** Start of Record list **
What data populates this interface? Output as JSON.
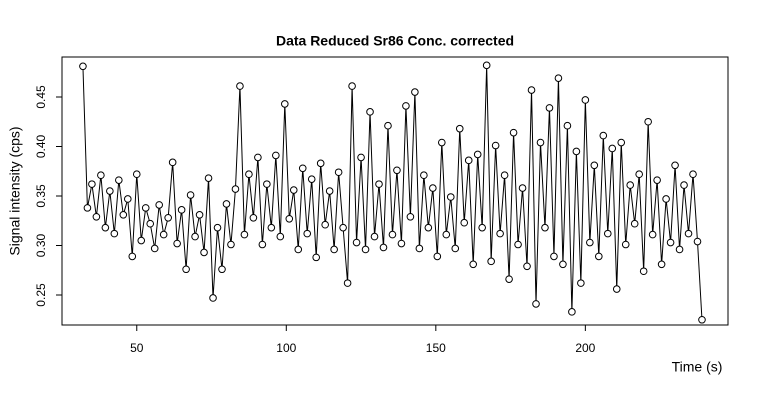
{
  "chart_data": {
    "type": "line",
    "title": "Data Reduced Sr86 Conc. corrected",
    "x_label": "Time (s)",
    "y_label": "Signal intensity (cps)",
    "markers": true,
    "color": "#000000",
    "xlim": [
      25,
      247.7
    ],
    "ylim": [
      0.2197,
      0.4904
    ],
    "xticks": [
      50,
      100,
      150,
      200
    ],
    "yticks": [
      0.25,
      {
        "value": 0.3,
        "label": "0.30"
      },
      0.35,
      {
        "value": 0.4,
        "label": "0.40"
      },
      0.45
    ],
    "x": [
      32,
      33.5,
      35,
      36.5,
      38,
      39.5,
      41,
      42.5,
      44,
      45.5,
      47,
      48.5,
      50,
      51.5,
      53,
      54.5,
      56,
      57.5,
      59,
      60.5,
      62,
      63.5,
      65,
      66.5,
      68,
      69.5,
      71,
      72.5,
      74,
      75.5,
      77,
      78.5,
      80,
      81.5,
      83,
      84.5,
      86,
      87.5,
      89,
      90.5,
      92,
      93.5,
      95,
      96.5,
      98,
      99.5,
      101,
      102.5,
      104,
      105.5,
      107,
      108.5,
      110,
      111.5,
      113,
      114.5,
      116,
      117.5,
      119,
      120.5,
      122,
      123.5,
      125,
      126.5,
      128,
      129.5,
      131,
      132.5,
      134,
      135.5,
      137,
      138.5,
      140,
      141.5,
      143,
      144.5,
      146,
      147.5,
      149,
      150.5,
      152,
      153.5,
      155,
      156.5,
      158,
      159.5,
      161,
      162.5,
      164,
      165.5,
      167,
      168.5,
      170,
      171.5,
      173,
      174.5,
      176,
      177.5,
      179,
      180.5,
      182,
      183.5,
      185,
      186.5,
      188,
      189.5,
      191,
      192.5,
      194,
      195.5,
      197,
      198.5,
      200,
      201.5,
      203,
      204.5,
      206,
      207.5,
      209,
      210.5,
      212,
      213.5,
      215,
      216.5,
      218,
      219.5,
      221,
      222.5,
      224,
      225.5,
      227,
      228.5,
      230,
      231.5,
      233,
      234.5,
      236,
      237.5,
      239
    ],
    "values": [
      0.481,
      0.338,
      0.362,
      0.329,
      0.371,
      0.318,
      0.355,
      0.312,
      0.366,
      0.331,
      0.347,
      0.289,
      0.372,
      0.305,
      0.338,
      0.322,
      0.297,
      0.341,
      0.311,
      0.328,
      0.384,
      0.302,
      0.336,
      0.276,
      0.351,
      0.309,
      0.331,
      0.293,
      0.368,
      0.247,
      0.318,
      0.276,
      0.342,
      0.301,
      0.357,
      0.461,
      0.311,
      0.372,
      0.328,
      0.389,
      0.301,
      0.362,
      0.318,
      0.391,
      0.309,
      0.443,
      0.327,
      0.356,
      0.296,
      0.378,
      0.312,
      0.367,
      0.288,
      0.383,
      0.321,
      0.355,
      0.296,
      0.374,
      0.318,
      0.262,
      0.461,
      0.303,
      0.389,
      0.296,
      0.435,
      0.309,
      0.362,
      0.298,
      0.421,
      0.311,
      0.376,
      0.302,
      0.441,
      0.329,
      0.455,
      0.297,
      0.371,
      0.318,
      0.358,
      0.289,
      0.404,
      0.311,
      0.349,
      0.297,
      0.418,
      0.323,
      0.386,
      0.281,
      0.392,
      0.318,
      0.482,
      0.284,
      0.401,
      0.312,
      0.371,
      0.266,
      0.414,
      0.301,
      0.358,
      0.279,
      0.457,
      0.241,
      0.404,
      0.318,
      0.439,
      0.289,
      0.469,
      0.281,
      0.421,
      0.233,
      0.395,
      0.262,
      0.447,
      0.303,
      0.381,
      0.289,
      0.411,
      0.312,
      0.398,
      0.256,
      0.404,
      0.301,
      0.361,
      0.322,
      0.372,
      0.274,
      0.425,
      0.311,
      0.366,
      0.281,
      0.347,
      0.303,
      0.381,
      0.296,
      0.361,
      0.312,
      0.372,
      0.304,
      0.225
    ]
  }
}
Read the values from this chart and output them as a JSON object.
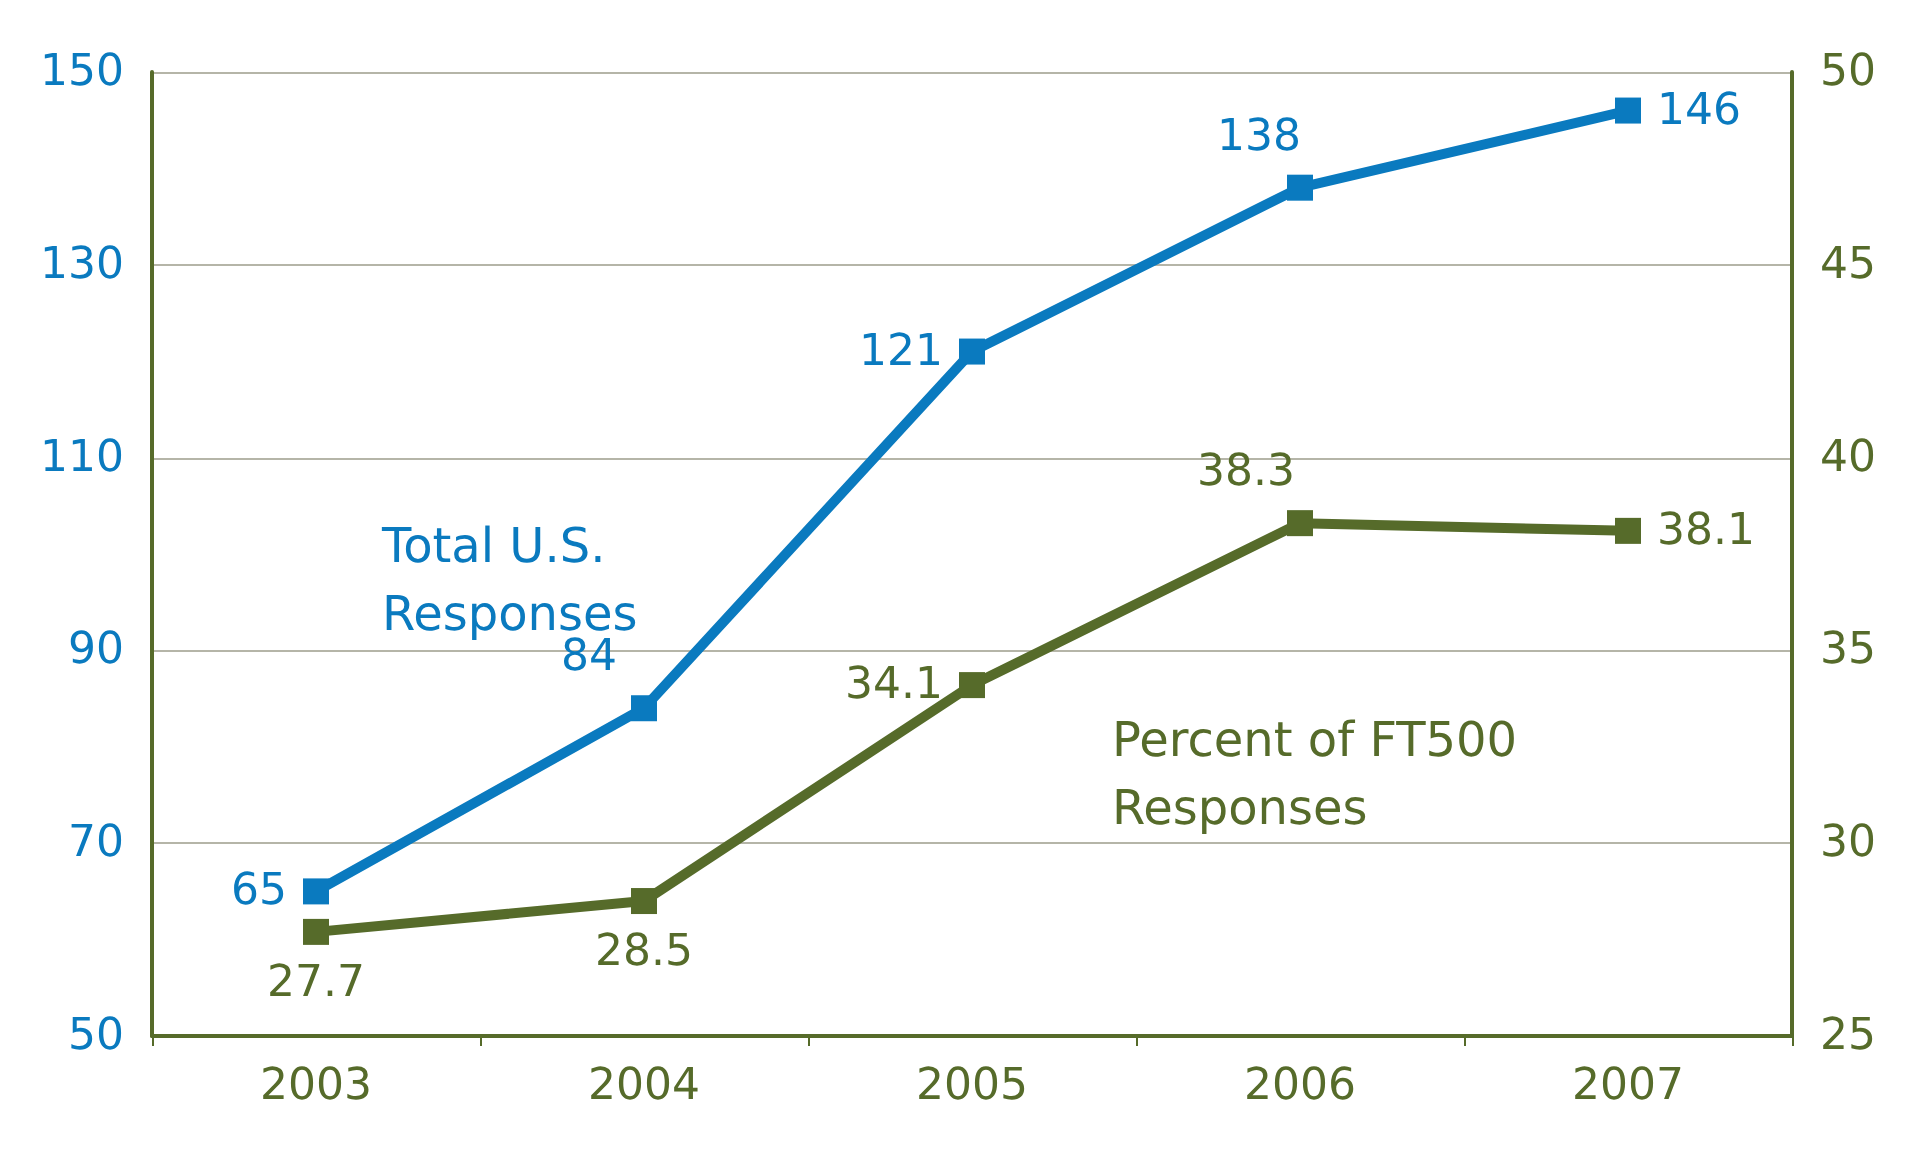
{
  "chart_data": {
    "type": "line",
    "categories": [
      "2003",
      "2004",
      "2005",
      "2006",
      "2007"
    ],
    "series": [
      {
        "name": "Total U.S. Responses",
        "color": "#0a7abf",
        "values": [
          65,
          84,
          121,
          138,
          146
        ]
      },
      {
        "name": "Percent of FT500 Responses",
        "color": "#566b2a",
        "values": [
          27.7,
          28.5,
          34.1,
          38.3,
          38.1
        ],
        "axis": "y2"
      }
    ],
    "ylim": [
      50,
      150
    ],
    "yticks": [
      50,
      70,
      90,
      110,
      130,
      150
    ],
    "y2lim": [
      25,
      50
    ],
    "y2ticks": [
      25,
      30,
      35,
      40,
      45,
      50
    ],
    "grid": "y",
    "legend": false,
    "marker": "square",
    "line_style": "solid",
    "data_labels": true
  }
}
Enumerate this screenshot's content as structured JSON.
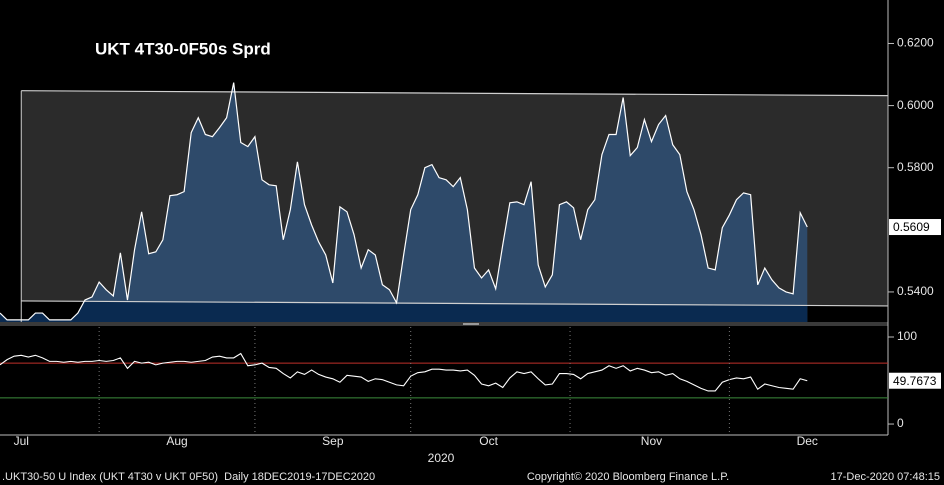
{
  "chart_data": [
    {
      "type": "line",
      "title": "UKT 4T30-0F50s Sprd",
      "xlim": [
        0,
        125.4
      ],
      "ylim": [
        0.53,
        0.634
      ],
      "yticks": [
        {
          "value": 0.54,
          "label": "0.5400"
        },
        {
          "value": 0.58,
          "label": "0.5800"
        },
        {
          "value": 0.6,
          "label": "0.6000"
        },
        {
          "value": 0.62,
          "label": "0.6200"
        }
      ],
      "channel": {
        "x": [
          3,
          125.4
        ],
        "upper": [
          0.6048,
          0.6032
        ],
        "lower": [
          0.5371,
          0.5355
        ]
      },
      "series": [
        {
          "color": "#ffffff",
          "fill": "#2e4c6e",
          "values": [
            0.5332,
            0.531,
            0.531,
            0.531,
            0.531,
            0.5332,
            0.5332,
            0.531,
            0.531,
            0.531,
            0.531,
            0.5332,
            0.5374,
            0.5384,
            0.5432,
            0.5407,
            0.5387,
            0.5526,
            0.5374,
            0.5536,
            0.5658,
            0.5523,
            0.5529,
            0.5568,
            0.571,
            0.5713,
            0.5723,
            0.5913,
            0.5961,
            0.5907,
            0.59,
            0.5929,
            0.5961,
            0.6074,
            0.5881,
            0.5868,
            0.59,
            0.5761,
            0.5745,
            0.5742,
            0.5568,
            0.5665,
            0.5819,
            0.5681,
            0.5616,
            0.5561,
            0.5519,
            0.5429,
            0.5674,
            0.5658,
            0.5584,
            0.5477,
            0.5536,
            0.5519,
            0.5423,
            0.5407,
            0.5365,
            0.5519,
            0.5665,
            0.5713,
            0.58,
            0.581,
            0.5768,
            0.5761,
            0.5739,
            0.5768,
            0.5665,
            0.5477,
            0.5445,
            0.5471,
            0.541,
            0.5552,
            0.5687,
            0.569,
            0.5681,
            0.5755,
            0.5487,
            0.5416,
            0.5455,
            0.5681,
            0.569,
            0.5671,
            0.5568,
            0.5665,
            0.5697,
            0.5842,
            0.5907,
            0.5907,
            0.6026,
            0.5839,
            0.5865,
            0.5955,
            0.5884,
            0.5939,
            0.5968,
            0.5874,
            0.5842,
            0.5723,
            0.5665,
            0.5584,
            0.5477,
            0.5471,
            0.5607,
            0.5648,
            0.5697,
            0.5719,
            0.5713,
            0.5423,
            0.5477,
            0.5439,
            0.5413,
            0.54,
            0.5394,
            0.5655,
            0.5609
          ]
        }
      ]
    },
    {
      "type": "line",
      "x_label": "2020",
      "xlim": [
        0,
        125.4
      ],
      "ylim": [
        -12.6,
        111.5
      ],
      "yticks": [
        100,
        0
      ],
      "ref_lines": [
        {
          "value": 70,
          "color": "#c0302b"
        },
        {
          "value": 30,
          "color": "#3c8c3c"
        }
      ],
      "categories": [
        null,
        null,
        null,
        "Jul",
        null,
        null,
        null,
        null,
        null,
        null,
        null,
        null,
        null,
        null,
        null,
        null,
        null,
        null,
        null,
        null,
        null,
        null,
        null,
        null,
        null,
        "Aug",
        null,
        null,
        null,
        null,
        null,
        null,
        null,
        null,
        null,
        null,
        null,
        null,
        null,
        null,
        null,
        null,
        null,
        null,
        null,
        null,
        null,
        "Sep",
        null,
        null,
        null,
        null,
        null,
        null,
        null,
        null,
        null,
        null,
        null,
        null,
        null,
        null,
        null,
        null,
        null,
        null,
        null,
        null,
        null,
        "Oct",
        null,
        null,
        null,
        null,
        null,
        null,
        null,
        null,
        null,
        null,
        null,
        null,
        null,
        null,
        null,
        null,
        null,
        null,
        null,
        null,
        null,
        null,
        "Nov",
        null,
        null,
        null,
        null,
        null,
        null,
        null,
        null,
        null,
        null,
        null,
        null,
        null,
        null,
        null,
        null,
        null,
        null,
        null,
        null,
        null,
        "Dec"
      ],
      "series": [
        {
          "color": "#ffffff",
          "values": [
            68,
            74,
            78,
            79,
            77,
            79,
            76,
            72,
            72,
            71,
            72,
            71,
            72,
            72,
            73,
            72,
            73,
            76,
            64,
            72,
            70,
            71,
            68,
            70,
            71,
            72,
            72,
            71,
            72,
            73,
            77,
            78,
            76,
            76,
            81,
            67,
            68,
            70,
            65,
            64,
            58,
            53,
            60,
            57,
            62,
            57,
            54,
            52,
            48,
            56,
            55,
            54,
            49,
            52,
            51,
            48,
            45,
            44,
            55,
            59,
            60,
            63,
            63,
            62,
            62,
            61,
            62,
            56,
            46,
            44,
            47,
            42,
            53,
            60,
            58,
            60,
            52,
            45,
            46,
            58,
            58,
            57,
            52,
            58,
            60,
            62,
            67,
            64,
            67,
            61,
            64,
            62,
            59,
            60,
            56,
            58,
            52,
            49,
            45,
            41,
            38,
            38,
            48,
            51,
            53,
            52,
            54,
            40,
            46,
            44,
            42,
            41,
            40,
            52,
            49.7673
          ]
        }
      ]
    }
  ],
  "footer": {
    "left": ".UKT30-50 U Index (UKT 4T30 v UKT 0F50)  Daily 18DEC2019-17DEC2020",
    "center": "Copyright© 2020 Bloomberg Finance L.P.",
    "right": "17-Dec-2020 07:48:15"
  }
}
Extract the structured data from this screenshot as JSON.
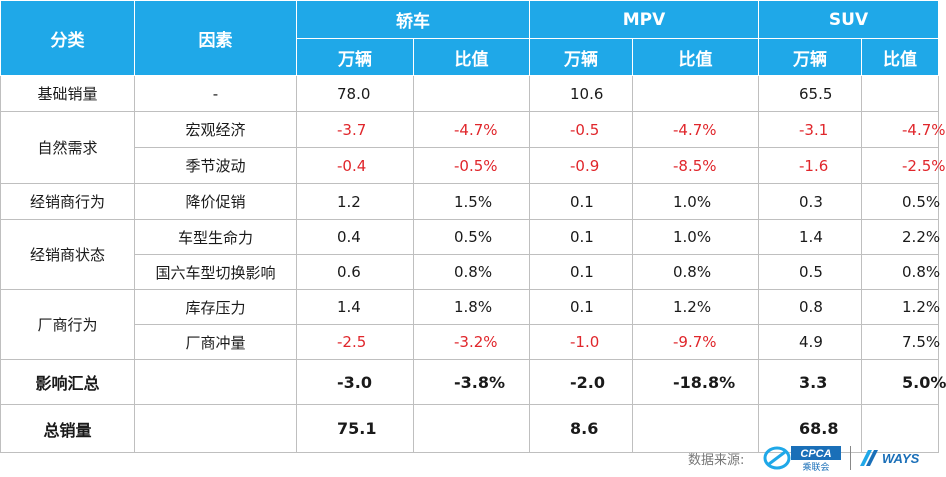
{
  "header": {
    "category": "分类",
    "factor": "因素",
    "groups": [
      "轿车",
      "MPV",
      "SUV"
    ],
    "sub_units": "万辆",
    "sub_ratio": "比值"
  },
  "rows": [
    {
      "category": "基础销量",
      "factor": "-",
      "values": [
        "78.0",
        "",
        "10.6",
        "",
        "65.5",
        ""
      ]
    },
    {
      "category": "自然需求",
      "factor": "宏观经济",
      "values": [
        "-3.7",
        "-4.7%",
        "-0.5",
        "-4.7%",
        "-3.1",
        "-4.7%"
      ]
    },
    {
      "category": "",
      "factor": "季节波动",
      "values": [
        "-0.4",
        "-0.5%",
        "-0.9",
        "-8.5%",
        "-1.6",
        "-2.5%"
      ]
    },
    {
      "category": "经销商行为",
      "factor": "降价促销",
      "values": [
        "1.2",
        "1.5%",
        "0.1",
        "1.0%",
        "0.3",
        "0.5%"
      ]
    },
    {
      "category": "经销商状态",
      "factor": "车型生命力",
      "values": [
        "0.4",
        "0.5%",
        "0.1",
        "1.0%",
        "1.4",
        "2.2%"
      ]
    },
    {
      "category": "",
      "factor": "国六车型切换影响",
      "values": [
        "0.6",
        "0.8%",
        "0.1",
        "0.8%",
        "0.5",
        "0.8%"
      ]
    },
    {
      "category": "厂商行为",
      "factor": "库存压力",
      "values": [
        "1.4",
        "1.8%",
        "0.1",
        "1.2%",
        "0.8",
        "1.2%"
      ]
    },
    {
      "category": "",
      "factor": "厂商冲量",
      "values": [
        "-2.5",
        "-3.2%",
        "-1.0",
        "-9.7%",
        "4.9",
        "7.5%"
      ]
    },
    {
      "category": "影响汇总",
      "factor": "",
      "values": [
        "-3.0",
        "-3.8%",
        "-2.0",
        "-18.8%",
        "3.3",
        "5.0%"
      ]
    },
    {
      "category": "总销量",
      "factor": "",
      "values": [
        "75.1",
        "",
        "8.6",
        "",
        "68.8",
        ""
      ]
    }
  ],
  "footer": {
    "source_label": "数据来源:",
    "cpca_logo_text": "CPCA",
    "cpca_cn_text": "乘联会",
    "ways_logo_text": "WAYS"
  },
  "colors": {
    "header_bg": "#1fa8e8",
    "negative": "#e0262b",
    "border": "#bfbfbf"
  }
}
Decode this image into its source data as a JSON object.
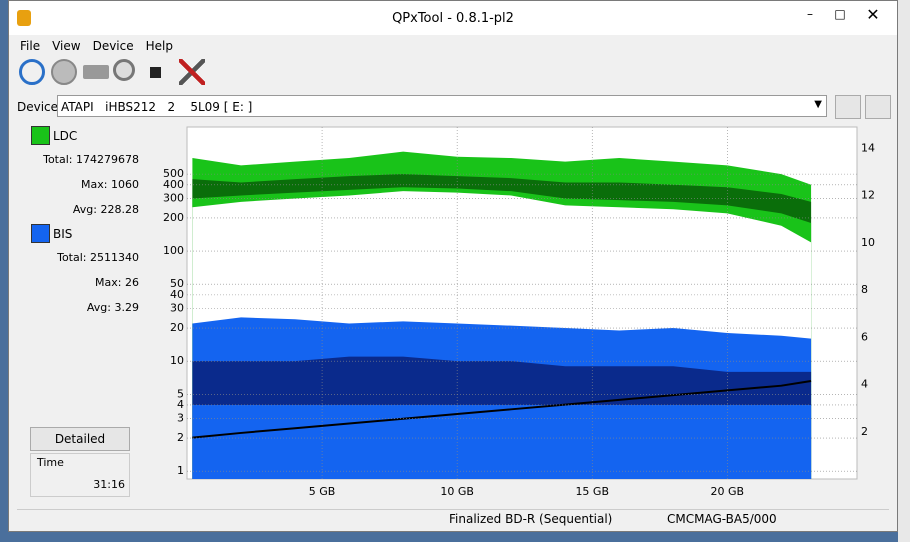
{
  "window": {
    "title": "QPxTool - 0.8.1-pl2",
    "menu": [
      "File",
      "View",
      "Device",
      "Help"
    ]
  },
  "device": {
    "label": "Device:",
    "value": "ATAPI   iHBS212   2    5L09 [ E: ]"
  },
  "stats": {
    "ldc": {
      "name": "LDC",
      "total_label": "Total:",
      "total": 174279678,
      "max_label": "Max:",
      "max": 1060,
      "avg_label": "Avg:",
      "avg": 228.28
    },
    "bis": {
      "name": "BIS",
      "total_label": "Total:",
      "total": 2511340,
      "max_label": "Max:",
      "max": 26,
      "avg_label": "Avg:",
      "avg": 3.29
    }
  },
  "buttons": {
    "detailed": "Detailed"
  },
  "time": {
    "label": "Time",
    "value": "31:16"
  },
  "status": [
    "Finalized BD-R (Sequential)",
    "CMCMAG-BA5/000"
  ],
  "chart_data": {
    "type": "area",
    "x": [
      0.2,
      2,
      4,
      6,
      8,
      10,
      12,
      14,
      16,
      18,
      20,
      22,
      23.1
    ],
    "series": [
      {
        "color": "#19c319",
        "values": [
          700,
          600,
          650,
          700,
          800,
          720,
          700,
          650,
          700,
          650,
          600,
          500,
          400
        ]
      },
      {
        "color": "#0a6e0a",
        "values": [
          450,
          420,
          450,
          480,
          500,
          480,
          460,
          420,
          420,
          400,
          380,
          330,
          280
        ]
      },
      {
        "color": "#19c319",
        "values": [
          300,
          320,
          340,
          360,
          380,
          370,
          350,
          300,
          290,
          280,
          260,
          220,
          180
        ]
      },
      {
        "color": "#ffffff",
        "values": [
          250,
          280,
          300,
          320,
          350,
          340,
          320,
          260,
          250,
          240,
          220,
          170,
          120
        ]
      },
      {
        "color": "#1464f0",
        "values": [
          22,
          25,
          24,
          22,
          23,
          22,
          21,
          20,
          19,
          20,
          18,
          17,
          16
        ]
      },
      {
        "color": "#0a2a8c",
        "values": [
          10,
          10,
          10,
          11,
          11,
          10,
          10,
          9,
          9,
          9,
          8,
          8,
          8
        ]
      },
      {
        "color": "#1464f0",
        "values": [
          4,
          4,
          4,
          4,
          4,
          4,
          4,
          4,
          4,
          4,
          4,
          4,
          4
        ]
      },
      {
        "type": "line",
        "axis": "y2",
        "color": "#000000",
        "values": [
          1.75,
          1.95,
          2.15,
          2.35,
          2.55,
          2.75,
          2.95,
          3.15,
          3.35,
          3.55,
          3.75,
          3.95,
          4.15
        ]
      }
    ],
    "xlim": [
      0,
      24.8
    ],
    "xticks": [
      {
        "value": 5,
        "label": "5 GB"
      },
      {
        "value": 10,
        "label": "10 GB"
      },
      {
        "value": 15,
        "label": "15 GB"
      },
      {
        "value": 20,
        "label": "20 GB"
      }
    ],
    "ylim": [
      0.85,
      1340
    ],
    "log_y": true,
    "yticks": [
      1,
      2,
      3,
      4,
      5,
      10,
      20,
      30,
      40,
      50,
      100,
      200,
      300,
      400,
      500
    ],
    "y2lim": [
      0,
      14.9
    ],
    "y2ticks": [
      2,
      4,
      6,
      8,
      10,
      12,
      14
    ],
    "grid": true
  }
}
** End of Record list **
#### [Requirements]
Spot every line that holds "title" and copy it.

#### [Exercise solution]
    "title": "Data Reduced Sr86 Conc. corrected",
      "title": "UKT 4T30-0F50s Sprd",
    "title": "QPxTool - 0.8.1-pl2",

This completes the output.